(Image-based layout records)
★ ★ ★
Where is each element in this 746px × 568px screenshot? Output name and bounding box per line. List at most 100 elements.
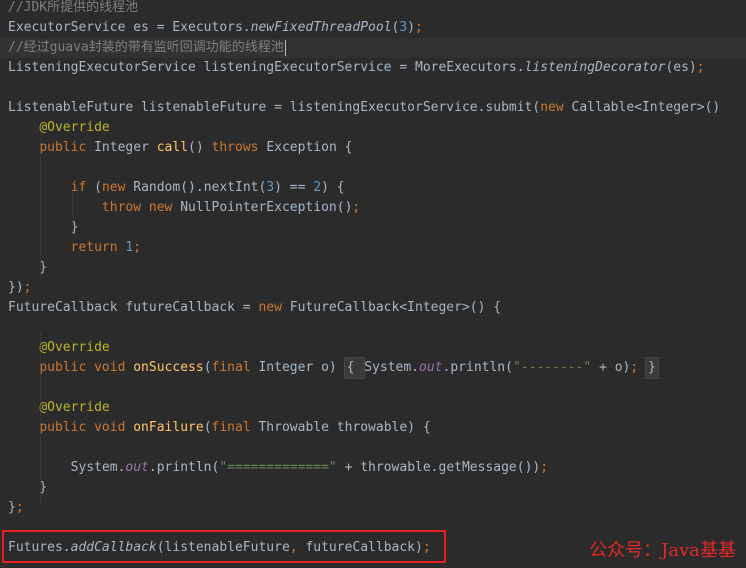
- code-token: + o): [591, 360, 631, 375]
- code-token: public void: [39, 360, 134, 375]
- code-token: Integer: [94, 140, 157, 155]
- code-token: onSuccess: [133, 360, 204, 375]
- code-token: }: [8, 220, 79, 235]
- code-line[interactable]: ListenableFuture listenableFuture = list…: [8, 98, 746, 118]
- code-token: (: [203, 360, 212, 375]
- fold-marker[interactable]: }: [645, 357, 659, 379]
- code-token: }: [8, 480, 48, 495]
- code-token: Random().nextInt(: [133, 180, 267, 195]
- code-token: @Override: [39, 120, 110, 135]
- code-token: .println(: [148, 460, 220, 475]
- code-token: System.: [364, 360, 420, 375]
- text-caret: [284, 39, 286, 56]
- code-token: ;: [696, 60, 705, 75]
- code-token: new: [540, 100, 572, 115]
- code-token: System.: [8, 460, 126, 475]
- code-token: (): [188, 140, 212, 155]
- code-token: "--------": [512, 360, 592, 375]
- code-token: onFailure: [133, 420, 204, 435]
- code-line[interactable]: [8, 378, 746, 398]
- code-token: ListenableFuture listenableFuture = list…: [8, 100, 541, 115]
- code-token: }: [8, 500, 16, 515]
- code-line[interactable]: };: [8, 498, 746, 518]
- code-token: ) ==: [274, 180, 314, 195]
- code-line[interactable]: [8, 78, 746, 98]
- highlight-box: [2, 530, 446, 563]
- code-token: (: [94, 180, 102, 195]
- code-token: ;: [15, 500, 24, 515]
- code-token: throw new: [101, 200, 181, 215]
- code-token: //经过guava封装的带有监听回调功能的线程池: [8, 40, 284, 55]
- code-token: .println(: [442, 360, 513, 375]
- code-editor[interactable]: //JDK所提供的线程池 ExecutorService es = Executo…: [0, 0, 746, 568]
- code-line[interactable]: [8, 158, 746, 178]
- indent-guide: [40, 334, 41, 504]
- code-line[interactable]: public void onSuccess(final Integer o) {…: [8, 357, 746, 379]
- code-token: new: [258, 300, 290, 315]
- code-token: listeningDecorator: [524, 60, 666, 75]
- code-token: Integer o): [258, 360, 345, 375]
- code-line[interactable]: return 1;: [8, 238, 746, 258]
- code-token: + throwable.getMessage()): [336, 460, 541, 475]
- code-token: 3: [399, 20, 408, 35]
- code-token: NullPointerException(): [180, 200, 353, 215]
- code-line[interactable]: }: [8, 258, 746, 278]
- code-token: out: [125, 460, 149, 475]
- code-token: ;: [540, 460, 549, 475]
- code-line[interactable]: public void onFailure(final Throwable th…: [8, 418, 746, 438]
- code-token: ;: [415, 20, 423, 35]
- code-line[interactable]: ExecutorService es = Executors.newFixedT…: [8, 18, 746, 38]
- code-line[interactable]: FutureCallback futureCallback = new Futu…: [8, 298, 746, 318]
- indent-guide: [40, 134, 41, 274]
- watermark: 公众号：Java基基: [589, 540, 736, 561]
- code-token: public: [39, 140, 95, 155]
- code-token: }: [8, 260, 48, 275]
- code-line-current[interactable]: //经过guava封装的带有监听回调功能的线程池: [0, 38, 746, 58]
- code-token: @Override: [39, 340, 110, 355]
- code-token: (: [203, 420, 212, 435]
- code-line[interactable]: }: [8, 218, 746, 238]
- code-token: FutureCallback<Integer>() {: [289, 300, 502, 315]
- code-token: throws: [211, 140, 267, 155]
- code-token: if: [70, 180, 95, 195]
- code-line[interactable]: //JDK所提供的线程池: [8, 0, 746, 18]
- code-line[interactable]: [8, 438, 746, 458]
- code-line[interactable]: System.out.println("=============" + thr…: [8, 458, 746, 478]
- code-token: public void: [39, 420, 134, 435]
- code-line[interactable]: @Override: [8, 398, 746, 418]
- code-line[interactable]: }: [8, 478, 746, 498]
- code-token: out: [419, 360, 443, 375]
- code-line[interactable]: if (new Random().nextInt(3) == 2) {: [8, 178, 746, 198]
- code-line[interactable]: @Override: [8, 338, 746, 358]
- code-token: (es): [665, 60, 697, 75]
- code-token: ): [407, 20, 416, 35]
- code-token: Exception {: [266, 140, 353, 155]
- code-line[interactable]: ListeningExecutorService listeningExecut…: [8, 58, 746, 78]
- code-line[interactable]: @Override: [8, 118, 746, 138]
- code-token: "=============": [219, 460, 337, 475]
- code-token: @Override: [39, 400, 110, 415]
- code-line[interactable]: throw new NullPointerException();: [8, 198, 746, 218]
- code-token: ExecutorService es = Executors.: [8, 20, 251, 35]
- code-token: final: [211, 420, 259, 435]
- indent-guide: [72, 194, 73, 234]
- code-token: 2: [313, 180, 322, 195]
- code-token: return: [70, 240, 126, 255]
- code-token: ) {: [321, 180, 345, 195]
- fold-marker[interactable]: {: [343, 357, 366, 379]
- code-line[interactable]: });: [8, 278, 746, 298]
- code-token: ;: [352, 200, 361, 215]
- code-token: final: [211, 360, 259, 375]
- code-token: ;: [23, 280, 32, 295]
- code-token: //JDK所提供的线程池: [8, 0, 139, 15]
- code-token: ;: [133, 240, 142, 255]
- code-line[interactable]: [8, 318, 746, 338]
- code-line[interactable]: public Integer call() throws Exception {: [8, 138, 746, 158]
★ ★ ★
WHAT YOU WILL DO:
Rewrite the records above so that every "fold-marker" becomes "fold-indicator" and nothing else changes, and leave the pictures out of your answer.

ANSWER FOR THE TASK:
Where is each element in this 746px × 568px screenshot? Output name and bounding box per line. List at most 100 elements.
- code-token: + o): [591, 360, 631, 375]
- code-token: public void: [39, 360, 134, 375]
- code-token: Integer: [94, 140, 157, 155]
- code-token: onSuccess: [133, 360, 204, 375]
- code-token: }: [8, 220, 79, 235]
- code-line[interactable]: ListenableFuture listenableFuture = list…: [8, 98, 746, 118]
- code-token: (: [203, 360, 212, 375]
- fold-indicator[interactable]: }: [645, 357, 659, 379]
- code-token: }: [8, 480, 48, 495]
- code-token: Random().nextInt(: [133, 180, 267, 195]
- code-token: @Override: [39, 120, 110, 135]
- code-token: .println(: [148, 460, 220, 475]
- code-token: System.: [364, 360, 420, 375]
- text-caret: [284, 39, 286, 56]
- code-token: ;: [696, 60, 705, 75]
- code-token: new: [540, 100, 572, 115]
- code-token: System.: [8, 460, 126, 475]
- code-token: (): [188, 140, 212, 155]
- code-token: "--------": [512, 360, 592, 375]
- code-token: onFailure: [133, 420, 204, 435]
- code-line[interactable]: [8, 378, 746, 398]
- code-token: ListenableFuture listenableFuture = list…: [8, 100, 541, 115]
- code-token: }: [8, 500, 16, 515]
- code-line[interactable]: };: [8, 498, 746, 518]
- code-token: ) ==: [274, 180, 314, 195]
- code-line[interactable]: [8, 78, 746, 98]
- highlight-box: [2, 530, 446, 563]
- code-token: (: [94, 180, 102, 195]
- code-token: ;: [15, 500, 24, 515]
- code-token: throw new: [101, 200, 181, 215]
- code-token: //经过guava封装的带有监听回调功能的线程池: [8, 40, 284, 55]
- code-token: .println(: [442, 360, 513, 375]
- code-editor[interactable]: //JDK所提供的线程池 ExecutorService es = Executo…: [0, 0, 746, 568]
- code-line[interactable]: [8, 158, 746, 178]
- indent-guide: [40, 334, 41, 504]
- code-line[interactable]: public void onSuccess(final Integer o) {…: [8, 357, 746, 379]
- code-token: new: [258, 300, 290, 315]
- code-token: listeningDecorator: [524, 60, 666, 75]
- code-token: Integer o): [258, 360, 345, 375]
- code-line[interactable]: return 1;: [8, 238, 746, 258]
- code-token: + throwable.getMessage()): [336, 460, 541, 475]
- code-token: 3: [399, 20, 408, 35]
- code-token: NullPointerException(): [180, 200, 353, 215]
- code-line[interactable]: }: [8, 258, 746, 278]
- code-token: out: [125, 460, 149, 475]
- code-token: ;: [540, 460, 549, 475]
- code-line[interactable]: public void onFailure(final Throwable th…: [8, 418, 746, 438]
- code-token: ;: [415, 20, 423, 35]
- code-line[interactable]: ExecutorService es = Executors.newFixedT…: [8, 18, 746, 38]
- code-line[interactable]: FutureCallback futureCallback = new Futu…: [8, 298, 746, 318]
- indent-guide: [40, 134, 41, 274]
- watermark: 公众号：Java基基: [589, 540, 736, 561]
- code-token: public: [39, 140, 95, 155]
- code-token: }: [8, 260, 48, 275]
- code-line-current[interactable]: //经过guava封装的带有监听回调功能的线程池: [0, 38, 746, 58]
- code-token: @Override: [39, 340, 110, 355]
- code-token: (: [203, 420, 212, 435]
- code-line[interactable]: }: [8, 218, 746, 238]
- code-token: FutureCallback<Integer>() {: [289, 300, 502, 315]
- code-token: throws: [211, 140, 267, 155]
- code-token: if: [70, 180, 95, 195]
- code-line[interactable]: //JDK所提供的线程池: [8, 0, 746, 18]
- code-line[interactable]: [8, 438, 746, 458]
- code-line[interactable]: System.out.println("=============" + thr…: [8, 458, 746, 478]
- code-token: public void: [39, 420, 134, 435]
- code-line[interactable]: @Override: [8, 398, 746, 418]
- code-line[interactable]: }: [8, 478, 746, 498]
- code-token: out: [419, 360, 443, 375]
- code-line[interactable]: if (new Random().nextInt(3) == 2) {: [8, 178, 746, 198]
- code-line[interactable]: @Override: [8, 338, 746, 358]
- code-token: (es): [665, 60, 697, 75]
- code-token: ): [407, 20, 416, 35]
- code-token: Exception {: [266, 140, 353, 155]
- code-line[interactable]: ListeningExecutorService listeningExecut…: [8, 58, 746, 78]
- code-line[interactable]: @Override: [8, 118, 746, 138]
- code-token: "=============": [219, 460, 337, 475]
- code-token: @Override: [39, 400, 110, 415]
- code-line[interactable]: throw new NullPointerException();: [8, 198, 746, 218]
- code-token: ExecutorService es = Executors.: [8, 20, 251, 35]
- code-token: final: [211, 420, 259, 435]
- indent-guide: [72, 194, 73, 234]
- code-token: 2: [313, 180, 322, 195]
- code-token: return: [70, 240, 126, 255]
- code-token: ) {: [321, 180, 345, 195]
- fold-indicator[interactable]: {: [343, 357, 366, 379]
- code-line[interactable]: });: [8, 278, 746, 298]
- code-token: ;: [352, 200, 361, 215]
- code-token: final: [211, 360, 259, 375]
- code-token: ;: [23, 280, 32, 295]
- code-token: //JDK所提供的线程池: [8, 0, 139, 15]
- code-token: ;: [133, 240, 142, 255]
- code-line[interactable]: [8, 318, 746, 338]
- code-line[interactable]: public Integer call() throws Exception {: [8, 138, 746, 158]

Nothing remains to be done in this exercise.